-- Task goal --
Tally the lines that include the word "systems" and reply with nothing but the total.
** START Recorded information **
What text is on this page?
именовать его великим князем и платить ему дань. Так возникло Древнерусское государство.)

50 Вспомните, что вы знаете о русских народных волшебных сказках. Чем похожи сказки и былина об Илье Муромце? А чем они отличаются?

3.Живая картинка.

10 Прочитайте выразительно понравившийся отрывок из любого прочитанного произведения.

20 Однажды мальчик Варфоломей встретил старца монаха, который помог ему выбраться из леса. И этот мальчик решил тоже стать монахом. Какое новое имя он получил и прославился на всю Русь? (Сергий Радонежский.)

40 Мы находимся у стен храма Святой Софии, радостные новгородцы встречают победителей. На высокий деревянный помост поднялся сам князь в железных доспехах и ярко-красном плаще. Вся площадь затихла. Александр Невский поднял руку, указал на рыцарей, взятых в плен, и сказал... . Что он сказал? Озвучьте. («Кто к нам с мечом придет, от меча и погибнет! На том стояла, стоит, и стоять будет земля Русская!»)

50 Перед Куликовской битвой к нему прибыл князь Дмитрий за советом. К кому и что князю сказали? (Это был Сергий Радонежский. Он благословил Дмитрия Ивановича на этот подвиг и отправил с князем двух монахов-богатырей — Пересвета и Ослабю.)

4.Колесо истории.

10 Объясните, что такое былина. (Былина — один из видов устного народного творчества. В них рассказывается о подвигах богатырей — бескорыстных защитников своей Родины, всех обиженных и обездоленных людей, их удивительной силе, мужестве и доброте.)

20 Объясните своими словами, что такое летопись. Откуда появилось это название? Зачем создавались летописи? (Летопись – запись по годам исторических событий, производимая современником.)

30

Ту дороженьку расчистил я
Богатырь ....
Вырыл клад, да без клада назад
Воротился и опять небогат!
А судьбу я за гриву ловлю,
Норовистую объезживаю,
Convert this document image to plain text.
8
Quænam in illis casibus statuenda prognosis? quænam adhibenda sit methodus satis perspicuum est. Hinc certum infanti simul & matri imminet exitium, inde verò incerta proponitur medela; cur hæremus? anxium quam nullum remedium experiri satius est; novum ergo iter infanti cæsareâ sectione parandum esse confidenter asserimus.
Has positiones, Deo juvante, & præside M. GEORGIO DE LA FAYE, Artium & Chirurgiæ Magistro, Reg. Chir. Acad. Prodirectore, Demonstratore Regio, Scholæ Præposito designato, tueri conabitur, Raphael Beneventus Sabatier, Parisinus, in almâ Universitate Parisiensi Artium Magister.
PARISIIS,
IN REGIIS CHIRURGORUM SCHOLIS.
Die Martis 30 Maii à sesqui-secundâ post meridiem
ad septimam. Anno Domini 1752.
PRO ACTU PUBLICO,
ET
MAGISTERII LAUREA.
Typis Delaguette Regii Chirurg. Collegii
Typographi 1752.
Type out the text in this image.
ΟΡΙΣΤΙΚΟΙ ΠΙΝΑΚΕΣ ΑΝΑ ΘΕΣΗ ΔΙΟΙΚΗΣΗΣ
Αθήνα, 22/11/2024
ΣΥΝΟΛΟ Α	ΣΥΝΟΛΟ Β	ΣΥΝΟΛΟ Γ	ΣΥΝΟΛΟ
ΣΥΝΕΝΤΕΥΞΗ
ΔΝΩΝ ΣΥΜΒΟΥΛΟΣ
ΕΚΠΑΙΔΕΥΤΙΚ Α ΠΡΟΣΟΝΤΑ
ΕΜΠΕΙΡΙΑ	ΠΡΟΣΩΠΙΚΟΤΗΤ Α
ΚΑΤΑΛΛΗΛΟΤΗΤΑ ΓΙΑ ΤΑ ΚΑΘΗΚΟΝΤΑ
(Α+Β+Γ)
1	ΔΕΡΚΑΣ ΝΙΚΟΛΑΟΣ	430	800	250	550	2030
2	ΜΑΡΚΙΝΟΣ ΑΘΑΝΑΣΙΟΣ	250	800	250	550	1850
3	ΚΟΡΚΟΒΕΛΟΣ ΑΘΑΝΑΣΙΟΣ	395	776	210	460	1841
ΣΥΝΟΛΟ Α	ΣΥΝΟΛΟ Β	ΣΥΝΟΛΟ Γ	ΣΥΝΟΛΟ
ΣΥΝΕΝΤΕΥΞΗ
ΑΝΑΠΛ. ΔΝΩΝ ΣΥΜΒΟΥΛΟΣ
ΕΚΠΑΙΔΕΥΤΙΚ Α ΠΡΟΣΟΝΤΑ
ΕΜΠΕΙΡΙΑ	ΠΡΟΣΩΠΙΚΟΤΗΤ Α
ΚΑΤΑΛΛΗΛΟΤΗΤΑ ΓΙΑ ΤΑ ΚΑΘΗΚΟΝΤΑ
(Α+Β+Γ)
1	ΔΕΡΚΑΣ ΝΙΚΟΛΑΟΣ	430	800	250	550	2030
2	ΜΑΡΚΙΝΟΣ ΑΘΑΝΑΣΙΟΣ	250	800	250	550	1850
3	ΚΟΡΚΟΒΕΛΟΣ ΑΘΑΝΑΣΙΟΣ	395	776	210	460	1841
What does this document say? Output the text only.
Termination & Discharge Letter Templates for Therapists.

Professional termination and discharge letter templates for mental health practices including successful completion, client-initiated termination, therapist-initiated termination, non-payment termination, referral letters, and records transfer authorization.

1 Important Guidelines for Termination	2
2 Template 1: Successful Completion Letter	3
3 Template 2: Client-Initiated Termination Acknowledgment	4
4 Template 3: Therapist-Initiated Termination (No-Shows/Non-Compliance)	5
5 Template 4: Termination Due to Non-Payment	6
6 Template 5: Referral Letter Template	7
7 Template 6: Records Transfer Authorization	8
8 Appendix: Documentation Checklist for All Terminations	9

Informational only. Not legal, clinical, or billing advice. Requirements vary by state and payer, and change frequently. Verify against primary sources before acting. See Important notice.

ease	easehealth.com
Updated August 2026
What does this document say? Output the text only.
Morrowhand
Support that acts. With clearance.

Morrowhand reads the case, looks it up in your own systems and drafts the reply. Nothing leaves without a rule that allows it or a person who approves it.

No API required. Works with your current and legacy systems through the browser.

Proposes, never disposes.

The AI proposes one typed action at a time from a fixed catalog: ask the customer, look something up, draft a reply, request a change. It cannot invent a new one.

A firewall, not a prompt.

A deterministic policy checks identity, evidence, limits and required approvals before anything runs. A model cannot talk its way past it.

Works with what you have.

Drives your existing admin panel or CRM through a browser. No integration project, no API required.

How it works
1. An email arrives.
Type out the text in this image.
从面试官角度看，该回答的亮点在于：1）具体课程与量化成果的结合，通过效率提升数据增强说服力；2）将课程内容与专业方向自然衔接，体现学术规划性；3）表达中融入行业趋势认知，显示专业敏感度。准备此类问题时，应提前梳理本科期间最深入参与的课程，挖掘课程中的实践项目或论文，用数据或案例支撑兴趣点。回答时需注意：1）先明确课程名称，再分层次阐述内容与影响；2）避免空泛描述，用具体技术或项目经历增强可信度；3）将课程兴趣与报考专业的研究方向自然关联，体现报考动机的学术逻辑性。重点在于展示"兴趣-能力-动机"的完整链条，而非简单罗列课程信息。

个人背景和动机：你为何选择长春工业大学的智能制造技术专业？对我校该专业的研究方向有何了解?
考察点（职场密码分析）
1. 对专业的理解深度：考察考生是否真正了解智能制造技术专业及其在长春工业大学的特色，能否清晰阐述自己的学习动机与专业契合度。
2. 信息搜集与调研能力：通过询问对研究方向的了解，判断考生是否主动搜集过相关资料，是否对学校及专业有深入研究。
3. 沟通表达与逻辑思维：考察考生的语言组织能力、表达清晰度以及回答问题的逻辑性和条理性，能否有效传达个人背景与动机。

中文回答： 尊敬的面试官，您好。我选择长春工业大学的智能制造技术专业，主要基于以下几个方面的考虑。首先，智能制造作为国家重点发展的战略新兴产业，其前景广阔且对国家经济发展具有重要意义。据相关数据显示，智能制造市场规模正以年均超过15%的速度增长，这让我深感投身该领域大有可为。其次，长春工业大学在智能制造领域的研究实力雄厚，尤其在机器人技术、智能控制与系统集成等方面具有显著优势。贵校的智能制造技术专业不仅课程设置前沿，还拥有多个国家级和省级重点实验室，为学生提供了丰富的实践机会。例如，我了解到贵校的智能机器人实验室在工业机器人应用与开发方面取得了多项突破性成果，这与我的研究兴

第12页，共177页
** END Recorded information **
-- Output of the exercise --
2